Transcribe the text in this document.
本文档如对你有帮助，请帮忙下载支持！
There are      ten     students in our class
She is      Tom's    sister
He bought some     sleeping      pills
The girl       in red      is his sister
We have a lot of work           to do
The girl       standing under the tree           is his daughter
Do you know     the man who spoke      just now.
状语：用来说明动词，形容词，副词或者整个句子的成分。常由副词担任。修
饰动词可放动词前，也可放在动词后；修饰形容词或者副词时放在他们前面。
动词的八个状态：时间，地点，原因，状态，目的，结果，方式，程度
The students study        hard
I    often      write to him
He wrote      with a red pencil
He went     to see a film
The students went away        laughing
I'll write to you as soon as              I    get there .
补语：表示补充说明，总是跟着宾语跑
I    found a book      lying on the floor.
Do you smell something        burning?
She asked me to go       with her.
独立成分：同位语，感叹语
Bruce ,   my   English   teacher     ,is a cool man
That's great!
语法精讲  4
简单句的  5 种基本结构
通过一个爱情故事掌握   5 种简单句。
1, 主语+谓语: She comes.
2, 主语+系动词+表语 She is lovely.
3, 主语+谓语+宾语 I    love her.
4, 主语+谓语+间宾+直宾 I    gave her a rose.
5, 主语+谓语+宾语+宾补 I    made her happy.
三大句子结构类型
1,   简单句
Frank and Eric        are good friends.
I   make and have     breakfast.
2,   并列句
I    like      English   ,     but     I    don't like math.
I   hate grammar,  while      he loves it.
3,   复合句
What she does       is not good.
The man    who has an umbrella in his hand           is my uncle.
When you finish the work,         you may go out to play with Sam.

:: Task goal ::
Copy all of the data. Keep every word exactly as it is.

:: Full response ::
Transcribe the text in this document.
本文档如对你有帮助，请帮忙下载支持！
There are      ten     students in our class
She is      Tom's    sister
He bought some     sleeping      pills
The girl       in red      is his sister
We have a lot of work           to do
The girl       standing under the tree           is his daughter
Do you know     the man who spoke      just now.
状语：用来说明动词，形容词，副词或者整个句子的成分。常由副词担任。修
饰动词可放动词前，也可放在动词后；修饰形容词或者副词时放在他们前面。
动词的八个状态：时间，地点，原因，状态，目的，结果，方式，程度
The students study        hard
I    often      write to him
He wrote      with a red pencil
He went     to see a film
The students went away        laughing
I'll write to you as soon as              I    get there .
补语：表示补充说明，总是跟着宾语跑
I    found a book      lying on the floor.
Do you smell something        burning?
She asked me to go       with her.
独立成分：同位语，感叹语
Bruce ,   my   English   teacher     ,is a cool man
That's great!
语法精讲  4
简单句的  5 种基本结构
通过一个爱情故事掌握   5 种简单句。
1, 主语+谓语: She comes.
2, 主语+系动词+表语 She is lovely.
3, 主语+谓语+宾语 I    love her.
4, 主语+谓语+间宾+直宾 I    gave her a rose.
5, 主语+谓语+宾语+宾补 I    made her happy.
三大句子结构类型
1,   简单句
Frank and Eric        are good friends.
I   make and have     breakfast.
2,   并列句
I    like      English   ,     but     I    don't like math.
I   hate grammar,  while      he loves it.
3,   复合句
What she does       is not good.
The man    who has an umbrella in his hand           is my uncle.
When you finish the work,         you may go out to play with Sam.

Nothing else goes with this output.